- _Stated task_:
Pick out and copy every line below that has the word "name".

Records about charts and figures
▬▬▬▬▬▬▬▬▬▬
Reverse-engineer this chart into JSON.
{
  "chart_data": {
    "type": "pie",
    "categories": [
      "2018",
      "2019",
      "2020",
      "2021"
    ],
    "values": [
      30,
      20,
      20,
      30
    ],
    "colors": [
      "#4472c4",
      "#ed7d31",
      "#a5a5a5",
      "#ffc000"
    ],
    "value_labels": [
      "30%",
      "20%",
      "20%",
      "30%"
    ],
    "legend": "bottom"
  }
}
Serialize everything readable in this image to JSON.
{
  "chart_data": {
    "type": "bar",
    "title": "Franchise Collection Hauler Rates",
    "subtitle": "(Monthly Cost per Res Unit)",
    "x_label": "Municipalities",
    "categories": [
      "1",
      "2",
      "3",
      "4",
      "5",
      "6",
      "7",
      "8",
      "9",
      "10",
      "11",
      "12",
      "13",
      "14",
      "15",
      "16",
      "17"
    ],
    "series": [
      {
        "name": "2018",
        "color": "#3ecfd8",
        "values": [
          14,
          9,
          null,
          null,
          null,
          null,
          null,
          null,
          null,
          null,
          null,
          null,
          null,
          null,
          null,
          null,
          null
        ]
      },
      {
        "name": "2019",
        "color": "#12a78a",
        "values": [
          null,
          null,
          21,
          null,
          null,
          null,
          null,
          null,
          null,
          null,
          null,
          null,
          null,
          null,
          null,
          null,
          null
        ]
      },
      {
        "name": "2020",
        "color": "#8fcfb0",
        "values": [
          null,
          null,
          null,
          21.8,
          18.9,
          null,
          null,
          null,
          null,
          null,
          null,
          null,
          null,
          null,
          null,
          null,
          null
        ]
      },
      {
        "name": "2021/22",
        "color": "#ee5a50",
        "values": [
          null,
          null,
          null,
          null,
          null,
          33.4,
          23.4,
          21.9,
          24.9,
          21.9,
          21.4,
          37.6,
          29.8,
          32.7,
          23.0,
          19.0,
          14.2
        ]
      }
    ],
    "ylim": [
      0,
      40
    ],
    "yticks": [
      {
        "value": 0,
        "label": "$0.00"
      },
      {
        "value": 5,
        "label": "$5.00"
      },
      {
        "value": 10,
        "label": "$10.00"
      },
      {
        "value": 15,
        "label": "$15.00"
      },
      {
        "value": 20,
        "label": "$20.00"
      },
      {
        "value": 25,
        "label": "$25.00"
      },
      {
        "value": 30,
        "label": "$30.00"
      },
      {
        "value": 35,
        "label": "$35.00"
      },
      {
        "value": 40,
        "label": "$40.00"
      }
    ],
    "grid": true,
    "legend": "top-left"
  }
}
▬▬▬▬▬▬▬▬▬▬
- _Task solution_:
        "name": "2018",
        "name": "2019",
        "name": "2020",
        "name": "2021/22",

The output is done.